_TASK REQUIREMENTS_: Each entry here needs to be set down again exactly, please; pictures are left out.

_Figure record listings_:
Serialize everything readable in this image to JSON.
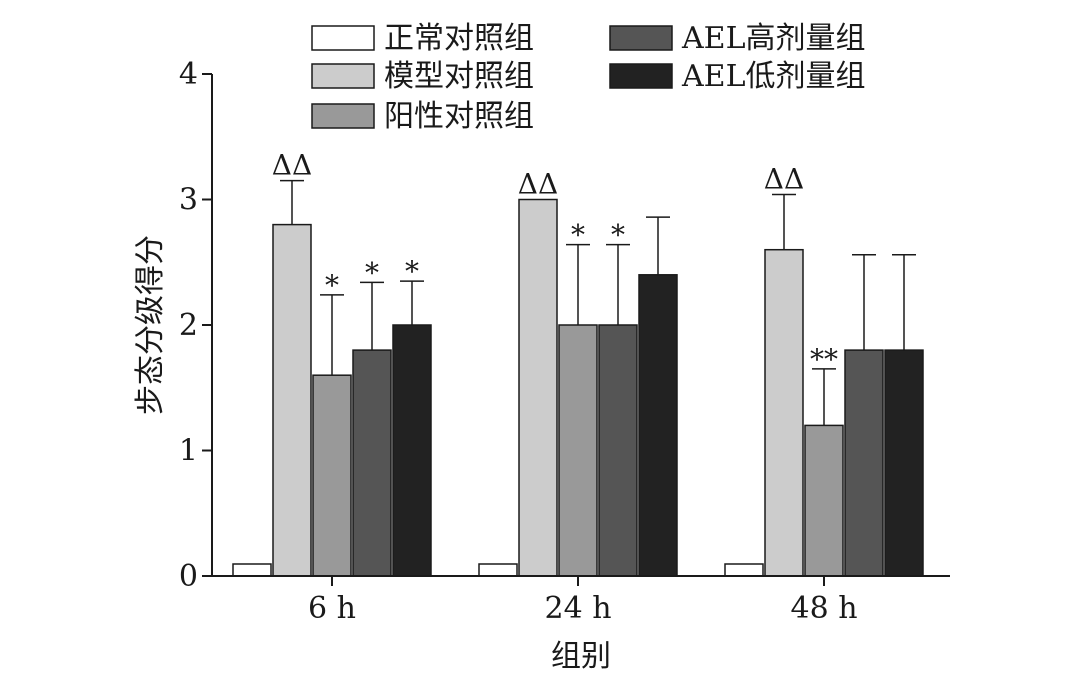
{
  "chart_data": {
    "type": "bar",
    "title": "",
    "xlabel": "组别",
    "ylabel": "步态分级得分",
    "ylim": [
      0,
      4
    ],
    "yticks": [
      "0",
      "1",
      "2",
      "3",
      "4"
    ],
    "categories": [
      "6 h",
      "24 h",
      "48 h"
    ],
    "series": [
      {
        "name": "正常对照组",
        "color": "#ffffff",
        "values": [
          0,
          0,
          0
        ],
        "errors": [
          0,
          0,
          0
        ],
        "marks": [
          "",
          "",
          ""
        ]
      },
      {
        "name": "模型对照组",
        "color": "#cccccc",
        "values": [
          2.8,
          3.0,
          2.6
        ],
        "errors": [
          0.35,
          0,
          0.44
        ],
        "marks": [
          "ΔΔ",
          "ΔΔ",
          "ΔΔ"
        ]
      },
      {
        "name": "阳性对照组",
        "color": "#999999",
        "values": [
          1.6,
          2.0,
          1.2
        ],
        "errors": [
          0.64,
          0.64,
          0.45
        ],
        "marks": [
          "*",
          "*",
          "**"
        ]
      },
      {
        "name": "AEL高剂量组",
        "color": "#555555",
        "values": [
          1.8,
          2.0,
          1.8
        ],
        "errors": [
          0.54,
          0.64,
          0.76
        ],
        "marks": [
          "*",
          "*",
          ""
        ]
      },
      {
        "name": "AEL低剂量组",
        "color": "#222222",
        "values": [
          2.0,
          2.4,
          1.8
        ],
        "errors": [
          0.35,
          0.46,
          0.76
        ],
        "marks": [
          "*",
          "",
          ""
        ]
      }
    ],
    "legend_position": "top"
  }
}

_WRITTEN SOLUTION_:
Serialize everything readable in this image to JSON.
{
  "chart_data": {
    "type": "bar",
    "title": "",
    "xlabel": "组别",
    "ylabel": "步态分级得分",
    "ylim": [
      0,
      4
    ],
    "yticks": [
      "0",
      "1",
      "2",
      "3",
      "4"
    ],
    "categories": [
      "6 h",
      "24 h",
      "48 h"
    ],
    "series": [
      {
        "name": "正常对照组",
        "color": "#ffffff",
        "values": [
          0,
          0,
          0
        ],
        "errors": [
          0,
          0,
          0
        ],
        "marks": [
          "",
          "",
          ""
        ]
      },
      {
        "name": "模型对照组",
        "color": "#cccccc",
        "values": [
          2.8,
          3.0,
          2.6
        ],
        "errors": [
          0.35,
          0,
          0.44
        ],
        "marks": [
          "ΔΔ",
          "ΔΔ",
          "ΔΔ"
        ]
      },
      {
        "name": "阳性对照组",
        "color": "#999999",
        "values": [
          1.6,
          2.0,
          1.2
        ],
        "errors": [
          0.64,
          0.64,
          0.45
        ],
        "marks": [
          "*",
          "*",
          "**"
        ]
      },
      {
        "name": "AEL高剂量组",
        "color": "#555555",
        "values": [
          1.8,
          2.0,
          1.8
        ],
        "errors": [
          0.54,
          0.64,
          0.76
        ],
        "marks": [
          "*",
          "*",
          ""
        ]
      },
      {
        "name": "AEL低剂量组",
        "color": "#222222",
        "values": [
          2.0,
          2.4,
          1.8
        ],
        "errors": [
          0.35,
          0.46,
          0.76
        ],
        "marks": [
          "*",
          "",
          ""
        ]
      }
    ],
    "legend_position": "top"
  }
}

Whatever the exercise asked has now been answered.